Objective:
Copy out every line exactly as given.

*** Source material

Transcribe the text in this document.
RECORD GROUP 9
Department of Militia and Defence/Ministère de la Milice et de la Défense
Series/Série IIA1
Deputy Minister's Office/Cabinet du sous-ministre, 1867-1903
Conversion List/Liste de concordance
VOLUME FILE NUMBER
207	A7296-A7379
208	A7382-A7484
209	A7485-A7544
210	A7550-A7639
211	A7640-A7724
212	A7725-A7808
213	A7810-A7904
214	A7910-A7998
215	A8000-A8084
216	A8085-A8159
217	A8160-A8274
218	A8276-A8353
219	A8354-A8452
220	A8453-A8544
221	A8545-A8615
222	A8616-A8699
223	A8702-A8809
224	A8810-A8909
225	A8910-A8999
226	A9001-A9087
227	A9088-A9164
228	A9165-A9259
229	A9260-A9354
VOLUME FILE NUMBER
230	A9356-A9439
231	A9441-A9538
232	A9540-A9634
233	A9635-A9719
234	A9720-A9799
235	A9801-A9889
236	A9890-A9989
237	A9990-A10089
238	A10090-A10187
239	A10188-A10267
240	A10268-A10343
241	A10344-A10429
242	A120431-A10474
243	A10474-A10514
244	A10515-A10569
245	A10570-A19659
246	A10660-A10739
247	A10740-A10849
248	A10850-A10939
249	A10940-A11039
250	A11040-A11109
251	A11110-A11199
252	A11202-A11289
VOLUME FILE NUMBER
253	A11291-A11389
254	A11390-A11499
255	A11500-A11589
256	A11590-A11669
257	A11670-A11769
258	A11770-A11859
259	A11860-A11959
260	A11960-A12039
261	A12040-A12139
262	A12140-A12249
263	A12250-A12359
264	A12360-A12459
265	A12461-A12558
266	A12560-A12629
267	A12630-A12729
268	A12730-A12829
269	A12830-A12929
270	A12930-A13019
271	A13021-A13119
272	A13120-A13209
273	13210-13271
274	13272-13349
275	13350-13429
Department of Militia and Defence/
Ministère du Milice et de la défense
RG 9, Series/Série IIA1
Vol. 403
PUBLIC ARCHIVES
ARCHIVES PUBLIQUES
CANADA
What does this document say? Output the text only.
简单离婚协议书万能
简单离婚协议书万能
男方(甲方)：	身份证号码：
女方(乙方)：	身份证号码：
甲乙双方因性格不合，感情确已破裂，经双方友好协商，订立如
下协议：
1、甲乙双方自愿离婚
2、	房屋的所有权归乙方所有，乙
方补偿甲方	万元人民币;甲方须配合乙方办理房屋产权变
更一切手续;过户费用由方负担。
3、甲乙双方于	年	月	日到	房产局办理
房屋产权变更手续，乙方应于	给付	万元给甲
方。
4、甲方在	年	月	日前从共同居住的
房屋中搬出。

******

Reply:
Transcribe the text in this document.
RECORD GROUP 9
Department of Militia and Defence/Ministère de la Milice et de la Défense
Series/Série IIA1
Deputy Minister's Office/Cabinet du sous-ministre, 1867-1903
Conversion List/Liste de concordance
VOLUME FILE NUMBER
207	A7296-A7379
208	A7382-A7484
209	A7485-A7544
210	A7550-A7639
211	A7640-A7724
212	A7725-A7808
213	A7810-A7904
214	A7910-A7998
215	A8000-A8084
216	A8085-A8159
217	A8160-A8274
218	A8276-A8353
219	A8354-A8452
220	A8453-A8544
221	A8545-A8615
222	A8616-A8699
223	A8702-A8809
224	A8810-A8909
225	A8910-A8999
226	A9001-A9087
227	A9088-A9164
228	A9165-A9259
229	A9260-A9354
VOLUME FILE NUMBER
230	A9356-A9439
231	A9441-A9538
232	A9540-A9634
233	A9635-A9719
234	A9720-A9799
235	A9801-A9889
236	A9890-A9989
237	A9990-A10089
238	A10090-A10187
239	A10188-A10267
240	A10268-A10343
241	A10344-A10429
242	A120431-A10474
243	A10474-A10514
244	A10515-A10569
245	A10570-A19659
246	A10660-A10739
247	A10740-A10849
248	A10850-A10939
249	A10940-A11039
250	A11040-A11109
251	A11110-A11199
252	A11202-A11289
VOLUME FILE NUMBER
253	A11291-A11389
254	A11390-A11499
255	A11500-A11589
256	A11590-A11669
257	A11670-A11769
258	A11770-A11859
259	A11860-A11959
260	A11960-A12039
261	A12040-A12139
262	A12140-A12249
263	A12250-A12359
264	A12360-A12459
265	A12461-A12558
266	A12560-A12629
267	A12630-A12729
268	A12730-A12829
269	A12830-A12929
270	A12930-A13019
271	A13021-A13119
272	A13120-A13209
273	13210-13271
274	13272-13349
275	13350-13429
Department of Militia and Defence/
Ministère du Milice et de la défense
RG 9, Series/Série IIA1
Vol. 403
PUBLIC ARCHIVES
ARCHIVES PUBLIQUES
CANADA
What does this document say? Output the text only.
简单离婚协议书万能
简单离婚协议书万能
男方(甲方)：	身份证号码：
女方(乙方)：	身份证号码：
甲乙双方因性格不合，感情确已破裂，经双方友好协商，订立如
下协议：
1、甲乙双方自愿离婚
2、	房屋的所有权归乙方所有，乙
方补偿甲方	万元人民币;甲方须配合乙方办理房屋产权变
更一切手续;过户费用由方负担。
3、甲乙双方于	年	月	日到	房产局办理
房屋产权变更手续，乙方应于	给付	万元给甲
方。
4、甲方在	年	月	日前从共同居住的
房屋中搬出。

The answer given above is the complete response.